TO DO: Skip the pictures. Reproduce all other material exactly.

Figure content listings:
※ ※ ※
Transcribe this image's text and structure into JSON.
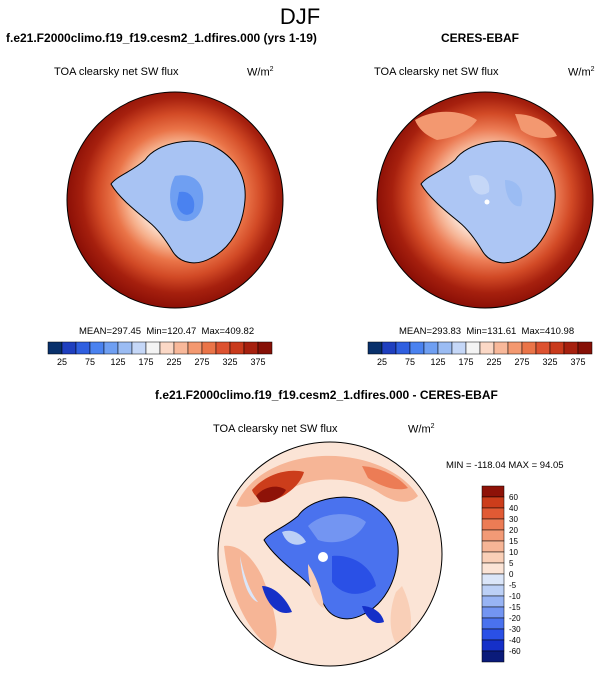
{
  "figure": {
    "title": "DJF"
  },
  "panels": [
    {
      "heading": "f.e21.F2000climo.f19_f19.cesm2_1.dfires.000 (yrs 1-19)",
      "variable": "TOA clearsky net SW flux",
      "units": "W/m",
      "units_sup": "2",
      "stats": {
        "mean_label": "MEAN=",
        "mean": "297.45",
        "min_label": "Min=",
        "min": "120.47",
        "max_label": "Max=",
        "max": "409.82"
      }
    },
    {
      "heading": "CERES-EBAF",
      "variable": "TOA clearsky net SW flux",
      "units": "W/m",
      "units_sup": "2",
      "stats": {
        "mean_label": "MEAN=",
        "mean": "293.83",
        "min_label": "Min=",
        "min": "131.61",
        "max_label": "Max=",
        "max": "410.98"
      }
    },
    {
      "heading": "f.e21.F2000climo.f19_f19.cesm2_1.dfires.000 - CERES-EBAF",
      "variable": "TOA clearsky net SW flux",
      "units": "W/m",
      "units_sup": "2",
      "stats_text": "MIN = -118.04 MAX =  94.05"
    }
  ],
  "colorbars": {
    "abs": {
      "colors": [
        "#08306b",
        "#1f3fbf",
        "#2f5fe0",
        "#4a82f0",
        "#6f9ff2",
        "#9bbcf3",
        "#c5d7f7",
        "#f4f4f4",
        "#fbd8c6",
        "#f8b89a",
        "#f39870",
        "#ea7448",
        "#dd5230",
        "#c93a1c",
        "#a6200e",
        "#861006"
      ],
      "ticks": [
        "25",
        "75",
        "125",
        "175",
        "225",
        "275",
        "325",
        "375"
      ]
    },
    "diff": {
      "colors": [
        "#0a1b7a",
        "#1530c8",
        "#2a50e6",
        "#4a72ee",
        "#7395f2",
        "#98b4f4",
        "#bcd0f6",
        "#dbe6f9",
        "#fbe4d6",
        "#f9cfb7",
        "#f6b596",
        "#f29a76",
        "#ec7c55",
        "#e15a34",
        "#cc3d1b",
        "#8e1208"
      ],
      "ticks": [
        "-60",
        "-40",
        "-30",
        "-20",
        "-15",
        "-10",
        "-5",
        "0",
        "5",
        "10",
        "15",
        "20",
        "30",
        "40",
        "60"
      ]
    }
  },
  "colors": {
    "ocean_far": "#8b0f06",
    "ice_model": "#a8c3f3",
    "ice_obs": "#adc6f4"
  }
}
※ ※ ※
RESPONSE TO THE EXERCISE:
Transcribe this image's text and structure into JSON.
{
  "figure": {
    "title": "DJF"
  },
  "panels": [
    {
      "heading": "f.e21.F2000climo.f19_f19.cesm2_1.dfires.000 (yrs 1-19)",
      "variable": "TOA clearsky net SW flux",
      "units": "W/m",
      "units_sup": "2",
      "stats": {
        "mean_label": "MEAN=",
        "mean": "297.45",
        "min_label": "Min=",
        "min": "120.47",
        "max_label": "Max=",
        "max": "409.82"
      }
    },
    {
      "heading": "CERES-EBAF",
      "variable": "TOA clearsky net SW flux",
      "units": "W/m",
      "units_sup": "2",
      "stats": {
        "mean_label": "MEAN=",
        "mean": "293.83",
        "min_label": "Min=",
        "min": "131.61",
        "max_label": "Max=",
        "max": "410.98"
      }
    },
    {
      "heading": "f.e21.F2000climo.f19_f19.cesm2_1.dfires.000 - CERES-EBAF",
      "variable": "TOA clearsky net SW flux",
      "units": "W/m",
      "units_sup": "2",
      "stats_text": "MIN = -118.04 MAX =  94.05"
    }
  ],
  "colorbars": {
    "abs": {
      "colors": [
        "#08306b",
        "#1f3fbf",
        "#2f5fe0",
        "#4a82f0",
        "#6f9ff2",
        "#9bbcf3",
        "#c5d7f7",
        "#f4f4f4",
        "#fbd8c6",
        "#f8b89a",
        "#f39870",
        "#ea7448",
        "#dd5230",
        "#c93a1c",
        "#a6200e",
        "#861006"
      ],
      "ticks": [
        "25",
        "75",
        "125",
        "175",
        "225",
        "275",
        "325",
        "375"
      ]
    },
    "diff": {
      "colors": [
        "#0a1b7a",
        "#1530c8",
        "#2a50e6",
        "#4a72ee",
        "#7395f2",
        "#98b4f4",
        "#bcd0f6",
        "#dbe6f9",
        "#fbe4d6",
        "#f9cfb7",
        "#f6b596",
        "#f29a76",
        "#ec7c55",
        "#e15a34",
        "#cc3d1b",
        "#8e1208"
      ],
      "ticks": [
        "-60",
        "-40",
        "-30",
        "-20",
        "-15",
        "-10",
        "-5",
        "0",
        "5",
        "10",
        "15",
        "20",
        "30",
        "40",
        "60"
      ]
    }
  },
  "colors": {
    "ocean_far": "#8b0f06",
    "ice_model": "#a8c3f3",
    "ice_obs": "#adc6f4"
  }
}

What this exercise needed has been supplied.